## Short exercise
Repeat each line word for word.

## Data lines
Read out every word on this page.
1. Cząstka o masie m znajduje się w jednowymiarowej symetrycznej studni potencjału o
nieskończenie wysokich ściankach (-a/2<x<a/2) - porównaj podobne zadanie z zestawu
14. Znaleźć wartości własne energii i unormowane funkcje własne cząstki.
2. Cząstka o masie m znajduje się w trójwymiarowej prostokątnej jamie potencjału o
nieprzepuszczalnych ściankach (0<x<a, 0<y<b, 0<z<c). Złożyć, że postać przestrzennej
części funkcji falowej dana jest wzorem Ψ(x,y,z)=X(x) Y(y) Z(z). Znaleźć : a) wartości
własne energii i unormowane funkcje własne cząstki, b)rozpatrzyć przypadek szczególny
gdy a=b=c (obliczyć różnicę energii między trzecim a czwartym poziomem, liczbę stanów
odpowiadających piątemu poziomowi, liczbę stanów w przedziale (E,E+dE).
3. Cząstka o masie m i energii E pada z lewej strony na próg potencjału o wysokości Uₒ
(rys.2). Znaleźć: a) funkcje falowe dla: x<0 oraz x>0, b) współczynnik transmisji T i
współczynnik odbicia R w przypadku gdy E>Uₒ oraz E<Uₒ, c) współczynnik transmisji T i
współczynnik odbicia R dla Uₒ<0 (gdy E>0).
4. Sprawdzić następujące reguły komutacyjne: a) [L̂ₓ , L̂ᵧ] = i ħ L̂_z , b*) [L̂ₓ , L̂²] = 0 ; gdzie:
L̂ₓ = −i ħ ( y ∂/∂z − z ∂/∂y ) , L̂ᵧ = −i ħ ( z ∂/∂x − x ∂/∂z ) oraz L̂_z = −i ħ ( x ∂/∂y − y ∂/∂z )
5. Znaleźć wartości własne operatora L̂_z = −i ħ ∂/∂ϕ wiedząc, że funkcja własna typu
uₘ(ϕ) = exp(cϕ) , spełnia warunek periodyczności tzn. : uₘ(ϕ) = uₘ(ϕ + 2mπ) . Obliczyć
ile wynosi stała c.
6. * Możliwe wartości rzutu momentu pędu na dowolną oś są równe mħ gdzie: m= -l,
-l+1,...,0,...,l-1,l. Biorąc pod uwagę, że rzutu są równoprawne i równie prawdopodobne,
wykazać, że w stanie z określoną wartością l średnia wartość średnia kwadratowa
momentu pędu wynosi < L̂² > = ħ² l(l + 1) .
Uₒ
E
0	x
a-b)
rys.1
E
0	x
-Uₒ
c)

## Result below
Read out every word on this page.
1. Cząstka o masie m znajduje się w jednowymiarowej symetrycznej studni potencjału o
nieskończenie wysokich ściankach (-a/2<x<a/2) - porównaj podobne zadanie z zestawu
14. Znaleźć wartości własne energii i unormowane funkcje własne cząstki.
2. Cząstka o masie m znajduje się w trójwymiarowej prostokątnej jamie potencjału o
nieprzepuszczalnych ściankach (0<x<a, 0<y<b, 0<z<c). Złożyć, że postać przestrzennej
części funkcji falowej dana jest wzorem Ψ(x,y,z)=X(x) Y(y) Z(z). Znaleźć : a) wartości
własne energii i unormowane funkcje własne cząstki, b)rozpatrzyć przypadek szczególny
gdy a=b=c (obliczyć różnicę energii między trzecim a czwartym poziomem, liczbę stanów
odpowiadających piątemu poziomowi, liczbę stanów w przedziale (E,E+dE).
3. Cząstka o masie m i energii E pada z lewej strony na próg potencjału o wysokości Uₒ
(rys.2). Znaleźć: a) funkcje falowe dla: x<0 oraz x>0, b) współczynnik transmisji T i
współczynnik odbicia R w przypadku gdy E>Uₒ oraz E<Uₒ, c) współczynnik transmisji T i
współczynnik odbicia R dla Uₒ<0 (gdy E>0).
4. Sprawdzić następujące reguły komutacyjne: a) [L̂ₓ , L̂ᵧ] = i ħ L̂_z , b*) [L̂ₓ , L̂²] = 0 ; gdzie:
L̂ₓ = −i ħ ( y ∂/∂z − z ∂/∂y ) , L̂ᵧ = −i ħ ( z ∂/∂x − x ∂/∂z ) oraz L̂_z = −i ħ ( x ∂/∂y − y ∂/∂z )
5. Znaleźć wartości własne operatora L̂_z = −i ħ ∂/∂ϕ wiedząc, że funkcja własna typu
uₘ(ϕ) = exp(cϕ) , spełnia warunek periodyczności tzn. : uₘ(ϕ) = uₘ(ϕ + 2mπ) . Obliczyć
ile wynosi stała c.
6. * Możliwe wartości rzutu momentu pędu na dowolną oś są równe mħ gdzie: m= -l,
-l+1,...,0,...,l-1,l. Biorąc pod uwagę, że rzutu są równoprawne i równie prawdopodobne,
wykazać, że w stanie z określoną wartością l średnia wartość średnia kwadratowa
momentu pędu wynosi < L̂² > = ħ² l(l + 1) .
Uₒ
E
0	x
a-b)
rys.1
E
0	x
-Uₒ
c)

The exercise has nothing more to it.